=== THE EXERCISE ===
Determine how many lines below hold the string "siyaseti". Reply with the number alone.

=== GIVEN RECORDS ===
## BEGIN

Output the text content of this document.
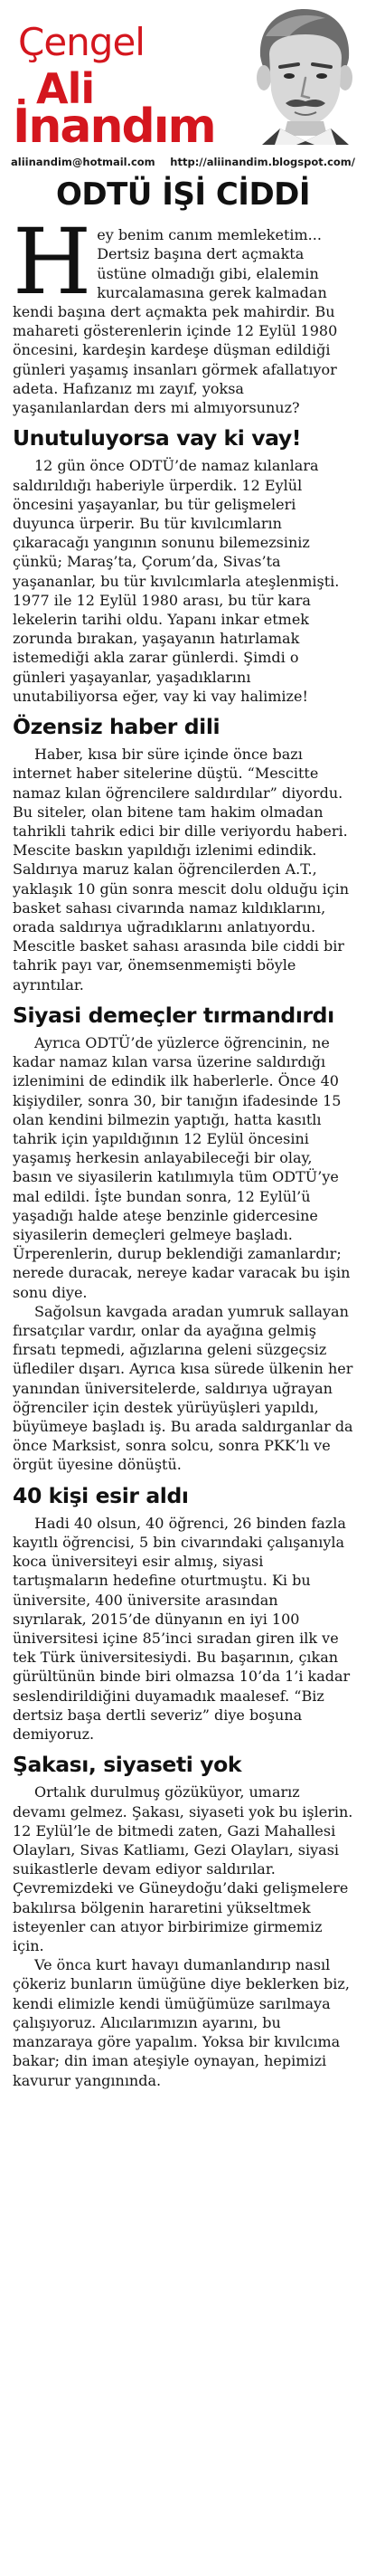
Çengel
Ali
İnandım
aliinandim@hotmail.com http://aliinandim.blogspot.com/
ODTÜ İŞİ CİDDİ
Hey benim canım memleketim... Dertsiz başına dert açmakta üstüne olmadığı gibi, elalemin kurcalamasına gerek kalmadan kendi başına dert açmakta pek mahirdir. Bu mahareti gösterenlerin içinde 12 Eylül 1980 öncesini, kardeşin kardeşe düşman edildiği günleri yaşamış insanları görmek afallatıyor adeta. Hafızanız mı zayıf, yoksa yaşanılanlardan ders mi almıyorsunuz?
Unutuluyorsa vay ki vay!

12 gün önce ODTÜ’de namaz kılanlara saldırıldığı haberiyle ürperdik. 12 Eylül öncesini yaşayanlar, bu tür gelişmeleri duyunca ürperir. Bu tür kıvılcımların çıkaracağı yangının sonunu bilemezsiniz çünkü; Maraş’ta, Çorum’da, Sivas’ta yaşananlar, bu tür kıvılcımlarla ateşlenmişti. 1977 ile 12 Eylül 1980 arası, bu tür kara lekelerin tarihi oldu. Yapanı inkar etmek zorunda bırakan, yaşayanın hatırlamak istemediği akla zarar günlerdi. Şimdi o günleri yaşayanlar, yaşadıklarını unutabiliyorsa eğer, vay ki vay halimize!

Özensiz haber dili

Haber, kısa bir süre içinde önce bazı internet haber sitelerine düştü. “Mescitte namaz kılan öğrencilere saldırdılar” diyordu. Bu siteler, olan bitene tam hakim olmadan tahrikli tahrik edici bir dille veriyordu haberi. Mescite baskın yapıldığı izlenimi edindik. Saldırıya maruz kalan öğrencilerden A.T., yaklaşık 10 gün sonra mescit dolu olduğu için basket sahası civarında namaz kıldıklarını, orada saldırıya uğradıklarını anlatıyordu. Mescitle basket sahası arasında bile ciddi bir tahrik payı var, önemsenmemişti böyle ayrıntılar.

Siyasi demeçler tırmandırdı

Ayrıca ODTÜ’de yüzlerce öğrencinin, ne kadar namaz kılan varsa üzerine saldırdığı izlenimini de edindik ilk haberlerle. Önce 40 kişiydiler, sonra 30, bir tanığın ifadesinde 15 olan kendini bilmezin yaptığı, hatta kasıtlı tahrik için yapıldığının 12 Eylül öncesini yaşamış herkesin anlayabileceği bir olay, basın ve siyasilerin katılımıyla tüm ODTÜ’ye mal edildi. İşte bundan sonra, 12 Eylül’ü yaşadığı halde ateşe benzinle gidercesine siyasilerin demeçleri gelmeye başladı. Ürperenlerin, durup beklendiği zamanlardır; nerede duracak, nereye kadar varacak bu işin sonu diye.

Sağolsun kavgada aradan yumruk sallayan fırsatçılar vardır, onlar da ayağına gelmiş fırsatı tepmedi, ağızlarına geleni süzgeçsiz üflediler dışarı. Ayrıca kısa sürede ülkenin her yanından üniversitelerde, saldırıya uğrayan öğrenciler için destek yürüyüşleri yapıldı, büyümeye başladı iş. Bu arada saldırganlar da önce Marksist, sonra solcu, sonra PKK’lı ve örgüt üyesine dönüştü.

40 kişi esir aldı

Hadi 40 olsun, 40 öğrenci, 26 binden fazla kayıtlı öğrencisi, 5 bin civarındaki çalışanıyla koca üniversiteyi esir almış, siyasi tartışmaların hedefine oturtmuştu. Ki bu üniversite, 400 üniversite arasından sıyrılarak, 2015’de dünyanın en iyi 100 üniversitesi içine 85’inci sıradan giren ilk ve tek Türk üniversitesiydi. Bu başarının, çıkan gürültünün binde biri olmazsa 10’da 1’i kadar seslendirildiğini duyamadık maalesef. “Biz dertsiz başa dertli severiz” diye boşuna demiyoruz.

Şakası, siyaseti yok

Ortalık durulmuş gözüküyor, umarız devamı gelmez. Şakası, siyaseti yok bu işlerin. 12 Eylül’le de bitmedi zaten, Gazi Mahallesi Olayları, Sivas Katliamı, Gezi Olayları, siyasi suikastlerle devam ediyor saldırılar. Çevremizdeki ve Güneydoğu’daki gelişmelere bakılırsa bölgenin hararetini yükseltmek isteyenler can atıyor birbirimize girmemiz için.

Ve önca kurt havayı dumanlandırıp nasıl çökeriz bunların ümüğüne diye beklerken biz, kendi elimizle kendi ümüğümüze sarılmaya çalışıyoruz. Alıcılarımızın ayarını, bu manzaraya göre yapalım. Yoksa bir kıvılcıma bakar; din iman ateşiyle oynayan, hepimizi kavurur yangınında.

## END
## BEGIN

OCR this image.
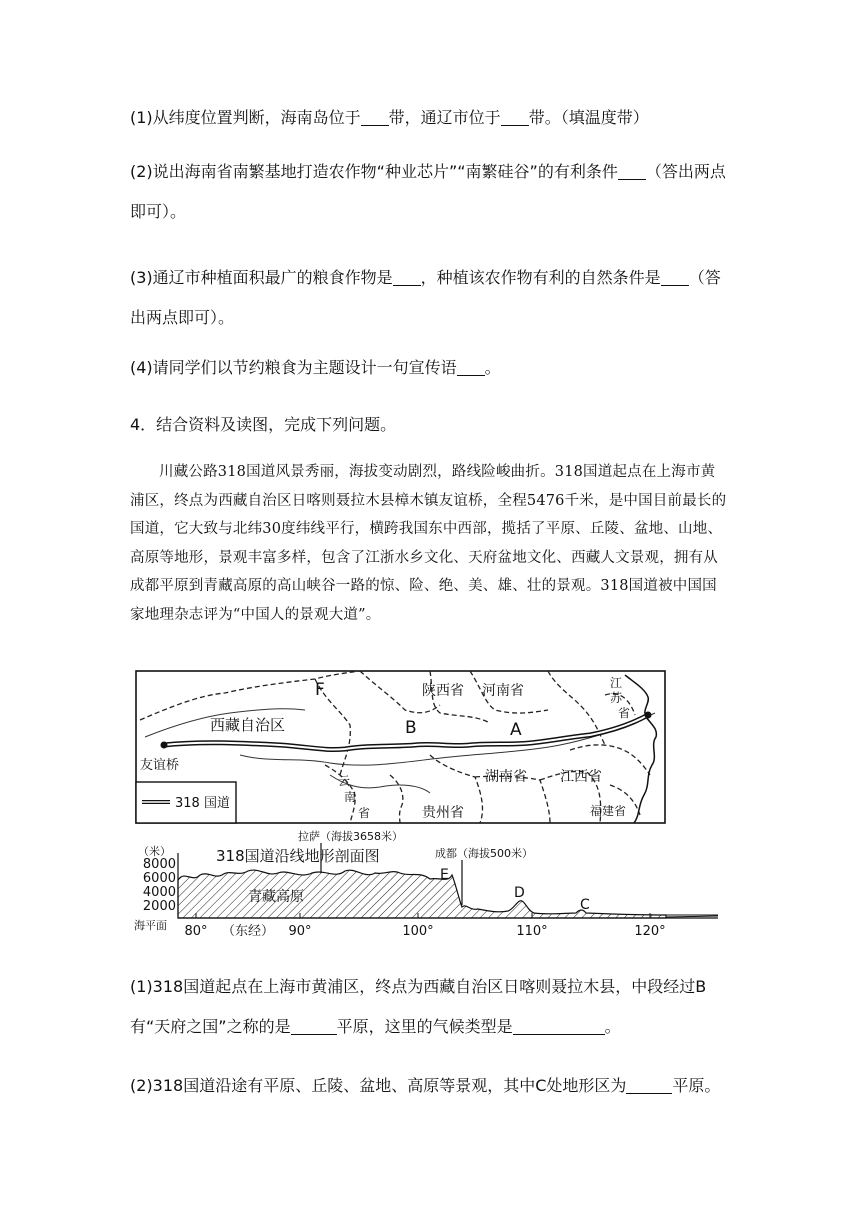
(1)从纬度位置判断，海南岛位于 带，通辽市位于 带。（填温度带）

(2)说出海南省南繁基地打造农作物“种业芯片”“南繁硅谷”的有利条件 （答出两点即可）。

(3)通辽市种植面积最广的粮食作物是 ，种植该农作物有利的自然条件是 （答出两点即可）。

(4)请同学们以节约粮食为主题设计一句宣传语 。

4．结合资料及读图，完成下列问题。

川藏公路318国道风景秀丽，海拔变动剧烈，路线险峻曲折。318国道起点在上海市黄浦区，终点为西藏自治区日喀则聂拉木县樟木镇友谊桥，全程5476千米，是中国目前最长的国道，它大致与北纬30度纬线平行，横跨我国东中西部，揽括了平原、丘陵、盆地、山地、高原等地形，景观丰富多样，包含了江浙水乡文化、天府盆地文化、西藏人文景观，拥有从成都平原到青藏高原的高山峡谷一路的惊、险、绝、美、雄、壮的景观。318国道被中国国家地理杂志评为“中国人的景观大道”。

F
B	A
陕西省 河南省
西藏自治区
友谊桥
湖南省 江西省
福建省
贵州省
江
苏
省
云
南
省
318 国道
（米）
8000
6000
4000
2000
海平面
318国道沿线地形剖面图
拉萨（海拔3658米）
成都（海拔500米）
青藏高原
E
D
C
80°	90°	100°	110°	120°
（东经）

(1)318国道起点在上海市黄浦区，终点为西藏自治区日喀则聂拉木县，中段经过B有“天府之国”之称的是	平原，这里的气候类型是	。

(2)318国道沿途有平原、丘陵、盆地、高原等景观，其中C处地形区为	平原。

## END
## BEGIN

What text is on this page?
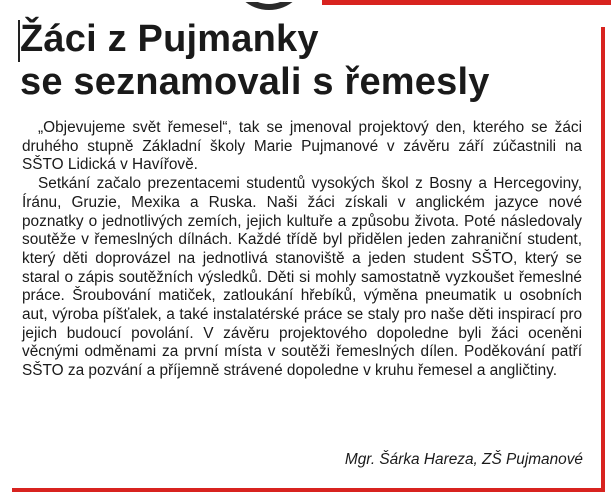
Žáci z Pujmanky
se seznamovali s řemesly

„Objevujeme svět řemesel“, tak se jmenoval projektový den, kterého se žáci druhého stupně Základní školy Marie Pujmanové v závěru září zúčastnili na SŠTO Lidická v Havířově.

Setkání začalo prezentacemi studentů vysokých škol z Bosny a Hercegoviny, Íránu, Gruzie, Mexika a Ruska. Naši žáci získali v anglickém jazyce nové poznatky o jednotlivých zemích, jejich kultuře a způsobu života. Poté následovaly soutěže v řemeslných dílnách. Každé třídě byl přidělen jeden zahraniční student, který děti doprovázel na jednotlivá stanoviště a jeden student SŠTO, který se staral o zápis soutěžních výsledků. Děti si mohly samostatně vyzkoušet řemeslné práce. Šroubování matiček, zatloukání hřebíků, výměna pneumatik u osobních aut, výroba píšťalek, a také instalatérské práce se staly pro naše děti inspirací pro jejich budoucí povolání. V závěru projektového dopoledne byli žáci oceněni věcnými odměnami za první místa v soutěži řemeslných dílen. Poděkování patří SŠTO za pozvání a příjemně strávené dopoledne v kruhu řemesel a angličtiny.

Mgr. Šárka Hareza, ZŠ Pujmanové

## END

=== SOLUTION TO THIS EXERCISE ===
2